Your task —
Copy each line that has the string "SDTVAR" somewhere in it.

Supplied material —

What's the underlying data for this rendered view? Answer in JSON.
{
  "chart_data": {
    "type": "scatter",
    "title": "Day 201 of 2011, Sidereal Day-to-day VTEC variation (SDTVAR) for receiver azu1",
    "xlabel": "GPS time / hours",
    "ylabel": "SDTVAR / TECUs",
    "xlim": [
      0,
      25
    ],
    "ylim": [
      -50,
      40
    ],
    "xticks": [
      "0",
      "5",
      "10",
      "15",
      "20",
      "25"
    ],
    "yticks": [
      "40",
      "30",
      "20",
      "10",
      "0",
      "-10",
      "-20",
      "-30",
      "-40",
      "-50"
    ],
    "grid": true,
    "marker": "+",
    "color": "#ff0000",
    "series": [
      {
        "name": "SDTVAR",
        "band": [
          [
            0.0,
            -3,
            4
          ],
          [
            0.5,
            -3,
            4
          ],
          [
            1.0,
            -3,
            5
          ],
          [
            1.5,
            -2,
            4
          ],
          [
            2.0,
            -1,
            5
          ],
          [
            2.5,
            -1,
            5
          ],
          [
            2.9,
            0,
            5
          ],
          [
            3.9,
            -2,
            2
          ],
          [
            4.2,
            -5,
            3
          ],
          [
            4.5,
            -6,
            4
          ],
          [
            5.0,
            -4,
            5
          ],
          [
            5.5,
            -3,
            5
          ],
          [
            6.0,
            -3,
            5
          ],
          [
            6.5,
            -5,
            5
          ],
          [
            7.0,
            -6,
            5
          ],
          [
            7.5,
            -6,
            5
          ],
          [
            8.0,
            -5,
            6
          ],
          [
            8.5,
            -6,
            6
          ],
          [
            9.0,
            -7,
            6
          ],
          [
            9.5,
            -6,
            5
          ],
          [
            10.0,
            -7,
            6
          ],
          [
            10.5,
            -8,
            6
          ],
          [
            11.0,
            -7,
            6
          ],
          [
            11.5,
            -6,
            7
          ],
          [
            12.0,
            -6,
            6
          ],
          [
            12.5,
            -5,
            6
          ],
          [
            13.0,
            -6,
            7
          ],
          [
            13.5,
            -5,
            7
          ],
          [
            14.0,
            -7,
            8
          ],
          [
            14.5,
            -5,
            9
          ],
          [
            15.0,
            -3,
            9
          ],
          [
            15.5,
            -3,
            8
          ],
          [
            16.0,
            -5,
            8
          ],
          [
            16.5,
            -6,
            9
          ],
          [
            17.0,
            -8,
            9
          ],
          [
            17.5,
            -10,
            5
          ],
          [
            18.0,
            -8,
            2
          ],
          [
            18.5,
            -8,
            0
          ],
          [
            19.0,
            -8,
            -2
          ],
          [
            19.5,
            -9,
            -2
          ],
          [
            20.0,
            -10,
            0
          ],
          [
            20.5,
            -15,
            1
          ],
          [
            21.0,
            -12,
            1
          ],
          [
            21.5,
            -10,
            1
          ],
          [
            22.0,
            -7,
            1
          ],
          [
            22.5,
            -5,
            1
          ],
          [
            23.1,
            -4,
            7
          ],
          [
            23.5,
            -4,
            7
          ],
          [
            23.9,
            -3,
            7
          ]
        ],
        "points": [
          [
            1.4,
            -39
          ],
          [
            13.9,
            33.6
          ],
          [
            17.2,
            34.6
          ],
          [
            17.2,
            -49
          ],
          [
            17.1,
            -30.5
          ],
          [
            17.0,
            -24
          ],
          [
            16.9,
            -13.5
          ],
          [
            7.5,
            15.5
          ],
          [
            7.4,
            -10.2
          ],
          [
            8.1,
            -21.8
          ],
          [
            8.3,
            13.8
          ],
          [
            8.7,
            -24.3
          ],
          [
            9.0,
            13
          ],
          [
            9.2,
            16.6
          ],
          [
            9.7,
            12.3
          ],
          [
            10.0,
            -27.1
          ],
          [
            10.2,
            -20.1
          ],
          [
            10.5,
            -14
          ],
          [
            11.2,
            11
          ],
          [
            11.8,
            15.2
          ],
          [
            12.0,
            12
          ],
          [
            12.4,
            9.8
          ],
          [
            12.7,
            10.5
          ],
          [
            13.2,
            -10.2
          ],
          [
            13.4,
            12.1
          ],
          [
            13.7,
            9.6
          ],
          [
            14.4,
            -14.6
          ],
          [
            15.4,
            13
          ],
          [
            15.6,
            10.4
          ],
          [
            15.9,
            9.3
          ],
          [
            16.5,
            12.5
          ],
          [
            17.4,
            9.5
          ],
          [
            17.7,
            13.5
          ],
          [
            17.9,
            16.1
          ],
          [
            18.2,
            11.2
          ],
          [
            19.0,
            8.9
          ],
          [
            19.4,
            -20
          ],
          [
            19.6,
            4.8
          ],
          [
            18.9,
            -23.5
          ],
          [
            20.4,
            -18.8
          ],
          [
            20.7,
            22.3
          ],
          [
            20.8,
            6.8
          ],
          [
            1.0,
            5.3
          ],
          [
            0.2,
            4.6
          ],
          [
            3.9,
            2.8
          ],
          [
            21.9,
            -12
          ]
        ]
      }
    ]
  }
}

Task solution —
    "title": "Day 201 of 2011, Sidereal Day-to-day VTEC variation (SDTVAR) for receiver azu1",
    "ylabel": "SDTVAR / TECUs",
        "name": "SDTVAR",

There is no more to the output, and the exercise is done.